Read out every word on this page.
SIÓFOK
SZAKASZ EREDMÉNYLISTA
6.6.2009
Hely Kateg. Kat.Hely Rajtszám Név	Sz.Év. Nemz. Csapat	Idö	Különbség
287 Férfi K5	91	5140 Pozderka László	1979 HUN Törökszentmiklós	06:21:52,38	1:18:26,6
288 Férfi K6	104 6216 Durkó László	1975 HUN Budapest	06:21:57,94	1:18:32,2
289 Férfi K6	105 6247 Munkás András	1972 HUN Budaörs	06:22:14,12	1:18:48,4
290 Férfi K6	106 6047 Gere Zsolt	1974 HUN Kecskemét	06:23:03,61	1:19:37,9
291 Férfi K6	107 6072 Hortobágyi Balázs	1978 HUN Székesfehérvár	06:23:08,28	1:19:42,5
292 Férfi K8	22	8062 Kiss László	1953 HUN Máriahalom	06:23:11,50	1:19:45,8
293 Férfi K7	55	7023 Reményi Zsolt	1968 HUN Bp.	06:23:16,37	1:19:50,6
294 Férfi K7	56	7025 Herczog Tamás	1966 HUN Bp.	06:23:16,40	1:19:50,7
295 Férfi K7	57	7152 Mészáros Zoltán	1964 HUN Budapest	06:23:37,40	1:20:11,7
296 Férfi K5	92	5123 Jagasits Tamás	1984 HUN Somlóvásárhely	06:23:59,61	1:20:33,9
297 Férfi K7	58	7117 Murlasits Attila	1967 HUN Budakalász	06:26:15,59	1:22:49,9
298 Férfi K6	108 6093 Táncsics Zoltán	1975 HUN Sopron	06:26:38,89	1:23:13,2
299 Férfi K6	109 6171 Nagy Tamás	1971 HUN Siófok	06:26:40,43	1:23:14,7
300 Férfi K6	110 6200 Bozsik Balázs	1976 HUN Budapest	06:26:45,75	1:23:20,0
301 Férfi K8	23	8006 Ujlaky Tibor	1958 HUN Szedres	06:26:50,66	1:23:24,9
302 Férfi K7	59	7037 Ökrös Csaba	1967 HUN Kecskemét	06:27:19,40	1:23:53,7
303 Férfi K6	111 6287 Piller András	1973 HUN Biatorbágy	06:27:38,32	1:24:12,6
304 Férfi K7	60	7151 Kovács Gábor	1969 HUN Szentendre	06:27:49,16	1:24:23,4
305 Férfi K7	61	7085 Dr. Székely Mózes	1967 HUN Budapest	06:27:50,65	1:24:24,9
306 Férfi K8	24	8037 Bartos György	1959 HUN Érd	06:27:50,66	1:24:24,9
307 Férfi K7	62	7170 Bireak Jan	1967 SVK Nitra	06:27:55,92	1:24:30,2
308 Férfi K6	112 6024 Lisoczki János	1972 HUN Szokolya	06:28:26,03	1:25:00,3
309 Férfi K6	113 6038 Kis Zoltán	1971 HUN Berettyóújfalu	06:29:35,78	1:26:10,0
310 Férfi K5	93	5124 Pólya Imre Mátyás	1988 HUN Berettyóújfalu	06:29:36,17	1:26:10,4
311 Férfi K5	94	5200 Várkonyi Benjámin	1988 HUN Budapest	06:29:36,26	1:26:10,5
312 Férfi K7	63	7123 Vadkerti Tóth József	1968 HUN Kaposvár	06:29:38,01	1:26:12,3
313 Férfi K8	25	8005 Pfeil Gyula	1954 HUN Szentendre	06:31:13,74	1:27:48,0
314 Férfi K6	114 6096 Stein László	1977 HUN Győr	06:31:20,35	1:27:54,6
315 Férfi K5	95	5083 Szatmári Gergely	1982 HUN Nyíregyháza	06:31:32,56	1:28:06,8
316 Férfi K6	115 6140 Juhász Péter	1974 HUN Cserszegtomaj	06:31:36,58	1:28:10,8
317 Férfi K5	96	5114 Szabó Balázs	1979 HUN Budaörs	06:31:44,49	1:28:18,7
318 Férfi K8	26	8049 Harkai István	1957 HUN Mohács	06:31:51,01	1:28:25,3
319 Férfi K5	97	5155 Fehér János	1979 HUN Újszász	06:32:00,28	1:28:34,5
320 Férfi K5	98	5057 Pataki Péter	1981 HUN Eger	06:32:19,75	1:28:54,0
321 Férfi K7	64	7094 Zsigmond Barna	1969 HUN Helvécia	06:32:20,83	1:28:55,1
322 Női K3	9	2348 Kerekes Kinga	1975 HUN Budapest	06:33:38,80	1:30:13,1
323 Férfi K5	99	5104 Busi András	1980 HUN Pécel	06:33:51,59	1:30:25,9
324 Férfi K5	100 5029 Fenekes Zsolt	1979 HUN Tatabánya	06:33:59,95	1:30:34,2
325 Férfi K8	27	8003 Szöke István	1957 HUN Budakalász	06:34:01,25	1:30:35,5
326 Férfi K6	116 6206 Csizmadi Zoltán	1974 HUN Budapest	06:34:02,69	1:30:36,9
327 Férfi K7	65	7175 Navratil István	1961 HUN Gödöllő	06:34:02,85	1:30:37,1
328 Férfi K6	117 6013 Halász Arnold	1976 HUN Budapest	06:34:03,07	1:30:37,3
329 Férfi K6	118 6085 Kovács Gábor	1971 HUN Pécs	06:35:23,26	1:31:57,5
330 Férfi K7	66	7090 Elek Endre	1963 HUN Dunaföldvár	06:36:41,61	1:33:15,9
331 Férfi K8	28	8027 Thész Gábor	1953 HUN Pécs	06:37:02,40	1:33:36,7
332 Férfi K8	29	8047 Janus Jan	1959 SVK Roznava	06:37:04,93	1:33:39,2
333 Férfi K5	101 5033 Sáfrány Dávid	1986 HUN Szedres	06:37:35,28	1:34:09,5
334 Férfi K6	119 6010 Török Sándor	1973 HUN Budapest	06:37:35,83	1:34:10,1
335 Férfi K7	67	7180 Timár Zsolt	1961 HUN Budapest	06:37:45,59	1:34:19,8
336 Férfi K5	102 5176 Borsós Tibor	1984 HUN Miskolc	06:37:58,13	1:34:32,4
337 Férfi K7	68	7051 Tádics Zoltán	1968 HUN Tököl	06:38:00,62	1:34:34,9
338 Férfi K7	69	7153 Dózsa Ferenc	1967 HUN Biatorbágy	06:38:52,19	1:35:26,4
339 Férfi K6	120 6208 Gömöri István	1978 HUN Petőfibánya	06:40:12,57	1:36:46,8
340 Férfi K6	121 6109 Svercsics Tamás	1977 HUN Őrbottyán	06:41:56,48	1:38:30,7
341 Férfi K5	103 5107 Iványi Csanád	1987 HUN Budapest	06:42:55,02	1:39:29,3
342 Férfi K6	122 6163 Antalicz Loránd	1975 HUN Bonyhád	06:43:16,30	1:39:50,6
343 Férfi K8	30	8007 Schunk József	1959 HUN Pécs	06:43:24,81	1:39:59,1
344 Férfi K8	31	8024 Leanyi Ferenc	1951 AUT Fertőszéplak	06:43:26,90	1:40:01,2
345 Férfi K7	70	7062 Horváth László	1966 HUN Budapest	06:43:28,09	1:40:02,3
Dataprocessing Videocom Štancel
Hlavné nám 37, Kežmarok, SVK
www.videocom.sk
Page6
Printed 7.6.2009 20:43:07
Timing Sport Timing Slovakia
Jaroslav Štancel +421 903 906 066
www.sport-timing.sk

-- Written problem --
Each entry above is to be set down again in exactly the same words.

-- Task output --
Read out every word on this page.
SIÓFOK
SZAKASZ EREDMÉNYLISTA
6.6.2009
Hely Kateg. Kat.Hely Rajtszám Név	Sz.Év. Nemz. Csapat	Idö	Különbség
287 Férfi K5	91	5140 Pozderka László	1979 HUN Törökszentmiklós	06:21:52,38	1:18:26,6
288 Férfi K6	104 6216 Durkó László	1975 HUN Budapest	06:21:57,94	1:18:32,2
289 Férfi K6	105 6247 Munkás András	1972 HUN Budaörs	06:22:14,12	1:18:48,4
290 Férfi K6	106 6047 Gere Zsolt	1974 HUN Kecskemét	06:23:03,61	1:19:37,9
291 Férfi K6	107 6072 Hortobágyi Balázs	1978 HUN Székesfehérvár	06:23:08,28	1:19:42,5
292 Férfi K8	22	8062 Kiss László	1953 HUN Máriahalom	06:23:11,50	1:19:45,8
293 Férfi K7	55	7023 Reményi Zsolt	1968 HUN Bp.	06:23:16,37	1:19:50,6
294 Férfi K7	56	7025 Herczog Tamás	1966 HUN Bp.	06:23:16,40	1:19:50,7
295 Férfi K7	57	7152 Mészáros Zoltán	1964 HUN Budapest	06:23:37,40	1:20:11,7
296 Férfi K5	92	5123 Jagasits Tamás	1984 HUN Somlóvásárhely	06:23:59,61	1:20:33,9
297 Férfi K7	58	7117 Murlasits Attila	1967 HUN Budakalász	06:26:15,59	1:22:49,9
298 Férfi K6	108 6093 Táncsics Zoltán	1975 HUN Sopron	06:26:38,89	1:23:13,2
299 Férfi K6	109 6171 Nagy Tamás	1971 HUN Siófok	06:26:40,43	1:23:14,7
300 Férfi K6	110 6200 Bozsik Balázs	1976 HUN Budapest	06:26:45,75	1:23:20,0
301 Férfi K8	23	8006 Ujlaky Tibor	1958 HUN Szedres	06:26:50,66	1:23:24,9
302 Férfi K7	59	7037 Ökrös Csaba	1967 HUN Kecskemét	06:27:19,40	1:23:53,7
303 Férfi K6	111 6287 Piller András	1973 HUN Biatorbágy	06:27:38,32	1:24:12,6
304 Férfi K7	60	7151 Kovács Gábor	1969 HUN Szentendre	06:27:49,16	1:24:23,4
305 Férfi K7	61	7085 Dr. Székely Mózes	1967 HUN Budapest	06:27:50,65	1:24:24,9
306 Férfi K8	24	8037 Bartos György	1959 HUN Érd	06:27:50,66	1:24:24,9
307 Férfi K7	62	7170 Bireak Jan	1967 SVK Nitra	06:27:55,92	1:24:30,2
308 Férfi K6	112 6024 Lisoczki János	1972 HUN Szokolya	06:28:26,03	1:25:00,3
309 Férfi K6	113 6038 Kis Zoltán	1971 HUN Berettyóújfalu	06:29:35,78	1:26:10,0
310 Férfi K5	93	5124 Pólya Imre Mátyás	1988 HUN Berettyóújfalu	06:29:36,17	1:26:10,4
311 Férfi K5	94	5200 Várkonyi Benjámin	1988 HUN Budapest	06:29:36,26	1:26:10,5
312 Férfi K7	63	7123 Vadkerti Tóth József	1968 HUN Kaposvár	06:29:38,01	1:26:12,3
313 Férfi K8	25	8005 Pfeil Gyula	1954 HUN Szentendre	06:31:13,74	1:27:48,0
314 Férfi K6	114 6096 Stein László	1977 HUN Győr	06:31:20,35	1:27:54,6
315 Férfi K5	95	5083 Szatmári Gergely	1982 HUN Nyíregyháza	06:31:32,56	1:28:06,8
316 Férfi K6	115 6140 Juhász Péter	1974 HUN Cserszegtomaj	06:31:36,58	1:28:10,8
317 Férfi K5	96	5114 Szabó Balázs	1979 HUN Budaörs	06:31:44,49	1:28:18,7
318 Férfi K8	26	8049 Harkai István	1957 HUN Mohács	06:31:51,01	1:28:25,3
319 Férfi K5	97	5155 Fehér János	1979 HUN Újszász	06:32:00,28	1:28:34,5
320 Férfi K5	98	5057 Pataki Péter	1981 HUN Eger	06:32:19,75	1:28:54,0
321 Férfi K7	64	7094 Zsigmond Barna	1969 HUN Helvécia	06:32:20,83	1:28:55,1
322 Női K3	9	2348 Kerekes Kinga	1975 HUN Budapest	06:33:38,80	1:30:13,1
323 Férfi K5	99	5104 Busi András	1980 HUN Pécel	06:33:51,59	1:30:25,9
324 Férfi K5	100 5029 Fenekes Zsolt	1979 HUN Tatabánya	06:33:59,95	1:30:34,2
325 Férfi K8	27	8003 Szöke István	1957 HUN Budakalász	06:34:01,25	1:30:35,5
326 Férfi K6	116 6206 Csizmadi Zoltán	1974 HUN Budapest	06:34:02,69	1:30:36,9
327 Férfi K7	65	7175 Navratil István	1961 HUN Gödöllő	06:34:02,85	1:30:37,1
328 Férfi K6	117 6013 Halász Arnold	1976 HUN Budapest	06:34:03,07	1:30:37,3
329 Férfi K6	118 6085 Kovács Gábor	1971 HUN Pécs	06:35:23,26	1:31:57,5
330 Férfi K7	66	7090 Elek Endre	1963 HUN Dunaföldvár	06:36:41,61	1:33:15,9
331 Férfi K8	28	8027 Thész Gábor	1953 HUN Pécs	06:37:02,40	1:33:36,7
332 Férfi K8	29	8047 Janus Jan	1959 SVK Roznava	06:37:04,93	1:33:39,2
333 Férfi K5	101 5033 Sáfrány Dávid	1986 HUN Szedres	06:37:35,28	1:34:09,5
334 Férfi K6	119 6010 Török Sándor	1973 HUN Budapest	06:37:35,83	1:34:10,1
335 Férfi K7	67	7180 Timár Zsolt	1961 HUN Budapest	06:37:45,59	1:34:19,8
336 Férfi K5	102 5176 Borsós Tibor	1984 HUN Miskolc	06:37:58,13	1:34:32,4
337 Férfi K7	68	7051 Tádics Zoltán	1968 HUN Tököl	06:38:00,62	1:34:34,9
338 Férfi K7	69	7153 Dózsa Ferenc	1967 HUN Biatorbágy	06:38:52,19	1:35:26,4
339 Férfi K6	120 6208 Gömöri István	1978 HUN Petőfibánya	06:40:12,57	1:36:46,8
340 Férfi K6	121 6109 Svercsics Tamás	1977 HUN Őrbottyán	06:41:56,48	1:38:30,7
341 Férfi K5	103 5107 Iványi Csanád	1987 HUN Budapest	06:42:55,02	1:39:29,3
342 Férfi K6	122 6163 Antalicz Loránd	1975 HUN Bonyhád	06:43:16,30	1:39:50,6
343 Férfi K8	30	8007 Schunk József	1959 HUN Pécs	06:43:24,81	1:39:59,1
344 Férfi K8	31	8024 Leanyi Ferenc	1951 AUT Fertőszéplak	06:43:26,90	1:40:01,2
345 Férfi K7	70	7062 Horváth László	1966 HUN Budapest	06:43:28,09	1:40:02,3
Dataprocessing Videocom Štancel
Hlavné nám 37, Kežmarok, SVK
www.videocom.sk
Page6
Printed 7.6.2009 20:43:07
Timing Sport Timing Slovakia
Jaroslav Štancel +421 903 906 066
www.sport-timing.sk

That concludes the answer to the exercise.